* [Challenge]
Say how many lines include the word "text". Reply with nothing but the number.

* [Available records]
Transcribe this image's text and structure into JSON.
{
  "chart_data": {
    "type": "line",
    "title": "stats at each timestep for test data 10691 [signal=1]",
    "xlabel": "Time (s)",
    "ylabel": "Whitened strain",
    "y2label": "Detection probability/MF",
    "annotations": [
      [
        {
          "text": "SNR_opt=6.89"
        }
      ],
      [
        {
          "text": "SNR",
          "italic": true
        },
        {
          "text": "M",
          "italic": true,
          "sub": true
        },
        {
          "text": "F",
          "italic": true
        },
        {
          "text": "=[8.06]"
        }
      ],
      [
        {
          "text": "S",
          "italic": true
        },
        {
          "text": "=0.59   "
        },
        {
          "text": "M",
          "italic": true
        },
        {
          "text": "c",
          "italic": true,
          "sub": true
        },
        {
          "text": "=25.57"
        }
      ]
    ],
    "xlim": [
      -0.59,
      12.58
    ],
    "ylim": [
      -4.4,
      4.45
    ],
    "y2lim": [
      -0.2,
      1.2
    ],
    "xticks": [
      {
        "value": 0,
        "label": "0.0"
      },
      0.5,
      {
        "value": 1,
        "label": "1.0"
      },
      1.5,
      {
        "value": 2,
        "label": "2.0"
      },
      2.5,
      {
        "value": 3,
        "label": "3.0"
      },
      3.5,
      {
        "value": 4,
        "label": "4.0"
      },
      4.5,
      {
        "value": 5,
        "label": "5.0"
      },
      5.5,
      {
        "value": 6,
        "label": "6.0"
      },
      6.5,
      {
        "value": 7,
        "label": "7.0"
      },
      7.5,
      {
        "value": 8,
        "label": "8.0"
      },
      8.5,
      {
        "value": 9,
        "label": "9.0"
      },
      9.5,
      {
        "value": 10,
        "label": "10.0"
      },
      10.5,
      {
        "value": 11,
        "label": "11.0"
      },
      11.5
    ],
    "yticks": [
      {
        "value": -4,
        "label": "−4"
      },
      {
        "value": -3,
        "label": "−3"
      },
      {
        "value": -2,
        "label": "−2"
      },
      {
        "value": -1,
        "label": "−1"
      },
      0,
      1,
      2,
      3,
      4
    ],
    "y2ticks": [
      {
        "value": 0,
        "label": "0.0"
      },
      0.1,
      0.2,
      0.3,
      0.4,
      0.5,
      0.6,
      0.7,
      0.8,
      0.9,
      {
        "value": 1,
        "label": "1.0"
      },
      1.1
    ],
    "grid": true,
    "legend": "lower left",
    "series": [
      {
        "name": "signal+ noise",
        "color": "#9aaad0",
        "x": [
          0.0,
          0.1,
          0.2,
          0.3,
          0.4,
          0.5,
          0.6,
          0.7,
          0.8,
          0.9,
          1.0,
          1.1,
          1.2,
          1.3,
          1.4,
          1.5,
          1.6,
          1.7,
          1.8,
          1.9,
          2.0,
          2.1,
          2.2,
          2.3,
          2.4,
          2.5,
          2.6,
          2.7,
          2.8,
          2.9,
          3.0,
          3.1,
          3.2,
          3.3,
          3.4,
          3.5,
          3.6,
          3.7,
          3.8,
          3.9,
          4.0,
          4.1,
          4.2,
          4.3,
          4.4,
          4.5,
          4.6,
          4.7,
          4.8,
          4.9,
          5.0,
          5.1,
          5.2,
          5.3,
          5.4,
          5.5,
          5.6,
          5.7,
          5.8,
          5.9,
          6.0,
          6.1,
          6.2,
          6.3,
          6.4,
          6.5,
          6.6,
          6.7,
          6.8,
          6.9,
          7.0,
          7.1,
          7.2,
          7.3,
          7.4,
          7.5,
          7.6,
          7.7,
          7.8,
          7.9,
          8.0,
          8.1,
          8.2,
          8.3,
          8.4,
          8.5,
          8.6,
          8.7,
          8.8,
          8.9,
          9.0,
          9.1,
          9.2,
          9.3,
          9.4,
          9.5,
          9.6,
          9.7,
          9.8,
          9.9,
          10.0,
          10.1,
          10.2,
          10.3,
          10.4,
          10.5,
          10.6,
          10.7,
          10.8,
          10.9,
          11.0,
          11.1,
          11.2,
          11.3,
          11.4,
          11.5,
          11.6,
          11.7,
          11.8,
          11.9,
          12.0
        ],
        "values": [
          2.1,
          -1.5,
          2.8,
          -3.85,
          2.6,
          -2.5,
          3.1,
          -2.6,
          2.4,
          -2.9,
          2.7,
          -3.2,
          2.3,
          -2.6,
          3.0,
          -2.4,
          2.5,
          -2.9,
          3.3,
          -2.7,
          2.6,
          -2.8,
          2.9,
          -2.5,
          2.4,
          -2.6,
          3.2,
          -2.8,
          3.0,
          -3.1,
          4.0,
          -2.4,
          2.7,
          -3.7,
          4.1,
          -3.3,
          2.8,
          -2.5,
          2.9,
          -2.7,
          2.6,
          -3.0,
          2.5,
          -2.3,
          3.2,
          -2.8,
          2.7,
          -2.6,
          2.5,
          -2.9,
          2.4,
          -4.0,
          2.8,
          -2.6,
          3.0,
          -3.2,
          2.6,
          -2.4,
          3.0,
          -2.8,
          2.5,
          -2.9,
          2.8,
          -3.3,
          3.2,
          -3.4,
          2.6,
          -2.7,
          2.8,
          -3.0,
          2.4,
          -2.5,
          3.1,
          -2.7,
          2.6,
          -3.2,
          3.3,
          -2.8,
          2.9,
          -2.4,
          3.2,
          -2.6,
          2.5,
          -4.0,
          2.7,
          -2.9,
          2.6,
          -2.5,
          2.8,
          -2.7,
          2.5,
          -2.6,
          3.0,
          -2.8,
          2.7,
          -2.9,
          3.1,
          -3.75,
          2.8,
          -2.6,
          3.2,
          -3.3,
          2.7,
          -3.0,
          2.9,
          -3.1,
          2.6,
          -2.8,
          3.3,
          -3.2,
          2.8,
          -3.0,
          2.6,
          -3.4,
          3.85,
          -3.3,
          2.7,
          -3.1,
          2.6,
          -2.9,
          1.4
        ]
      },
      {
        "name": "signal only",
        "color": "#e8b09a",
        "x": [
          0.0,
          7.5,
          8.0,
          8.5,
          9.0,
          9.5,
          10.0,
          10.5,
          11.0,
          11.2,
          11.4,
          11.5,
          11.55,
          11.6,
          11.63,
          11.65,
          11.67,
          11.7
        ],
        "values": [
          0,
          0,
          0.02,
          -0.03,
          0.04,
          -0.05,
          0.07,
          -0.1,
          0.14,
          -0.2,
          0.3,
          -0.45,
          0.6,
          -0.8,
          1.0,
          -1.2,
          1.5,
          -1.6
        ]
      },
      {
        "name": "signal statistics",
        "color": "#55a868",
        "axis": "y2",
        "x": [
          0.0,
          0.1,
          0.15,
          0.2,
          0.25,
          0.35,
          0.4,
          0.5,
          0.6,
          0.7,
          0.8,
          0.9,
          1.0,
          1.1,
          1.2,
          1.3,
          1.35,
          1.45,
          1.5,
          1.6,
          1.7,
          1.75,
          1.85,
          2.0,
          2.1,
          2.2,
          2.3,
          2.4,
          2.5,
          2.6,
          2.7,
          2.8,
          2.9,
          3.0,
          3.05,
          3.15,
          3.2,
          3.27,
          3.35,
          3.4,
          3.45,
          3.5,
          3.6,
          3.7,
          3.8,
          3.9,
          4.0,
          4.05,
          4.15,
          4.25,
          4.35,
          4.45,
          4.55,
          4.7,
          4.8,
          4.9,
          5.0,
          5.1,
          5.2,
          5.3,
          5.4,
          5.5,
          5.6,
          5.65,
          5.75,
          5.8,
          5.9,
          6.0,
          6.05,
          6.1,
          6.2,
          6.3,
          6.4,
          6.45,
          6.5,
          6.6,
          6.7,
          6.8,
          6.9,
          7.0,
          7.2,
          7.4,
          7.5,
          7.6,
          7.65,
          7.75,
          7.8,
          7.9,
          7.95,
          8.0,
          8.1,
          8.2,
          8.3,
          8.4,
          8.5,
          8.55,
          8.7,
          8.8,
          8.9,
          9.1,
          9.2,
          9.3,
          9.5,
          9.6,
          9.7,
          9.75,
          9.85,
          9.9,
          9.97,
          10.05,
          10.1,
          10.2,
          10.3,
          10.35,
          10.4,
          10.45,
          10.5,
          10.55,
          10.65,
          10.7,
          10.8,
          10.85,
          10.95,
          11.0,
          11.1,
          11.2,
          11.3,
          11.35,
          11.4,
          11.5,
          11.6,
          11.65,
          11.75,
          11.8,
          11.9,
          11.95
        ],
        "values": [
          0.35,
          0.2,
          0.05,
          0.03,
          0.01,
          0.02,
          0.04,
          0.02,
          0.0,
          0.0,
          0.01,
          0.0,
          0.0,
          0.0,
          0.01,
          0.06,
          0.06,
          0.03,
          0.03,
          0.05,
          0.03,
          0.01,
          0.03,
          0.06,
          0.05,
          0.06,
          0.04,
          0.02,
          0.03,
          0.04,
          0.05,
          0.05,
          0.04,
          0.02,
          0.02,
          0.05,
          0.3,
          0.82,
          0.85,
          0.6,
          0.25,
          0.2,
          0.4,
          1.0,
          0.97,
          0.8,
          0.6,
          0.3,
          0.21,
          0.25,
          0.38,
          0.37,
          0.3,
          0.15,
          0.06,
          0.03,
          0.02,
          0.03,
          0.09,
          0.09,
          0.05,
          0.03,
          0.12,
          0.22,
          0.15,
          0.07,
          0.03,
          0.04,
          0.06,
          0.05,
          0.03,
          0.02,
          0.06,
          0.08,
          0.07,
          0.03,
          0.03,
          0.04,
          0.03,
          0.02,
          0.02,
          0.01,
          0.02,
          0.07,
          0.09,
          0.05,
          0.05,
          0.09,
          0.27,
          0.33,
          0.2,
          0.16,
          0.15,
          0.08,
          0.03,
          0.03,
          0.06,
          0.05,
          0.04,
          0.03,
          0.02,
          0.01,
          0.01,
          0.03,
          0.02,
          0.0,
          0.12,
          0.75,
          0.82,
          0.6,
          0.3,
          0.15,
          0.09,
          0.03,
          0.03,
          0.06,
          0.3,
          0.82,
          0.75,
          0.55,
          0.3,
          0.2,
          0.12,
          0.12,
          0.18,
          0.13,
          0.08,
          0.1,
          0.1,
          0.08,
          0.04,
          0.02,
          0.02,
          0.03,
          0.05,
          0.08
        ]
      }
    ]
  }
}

* [Final answer]
11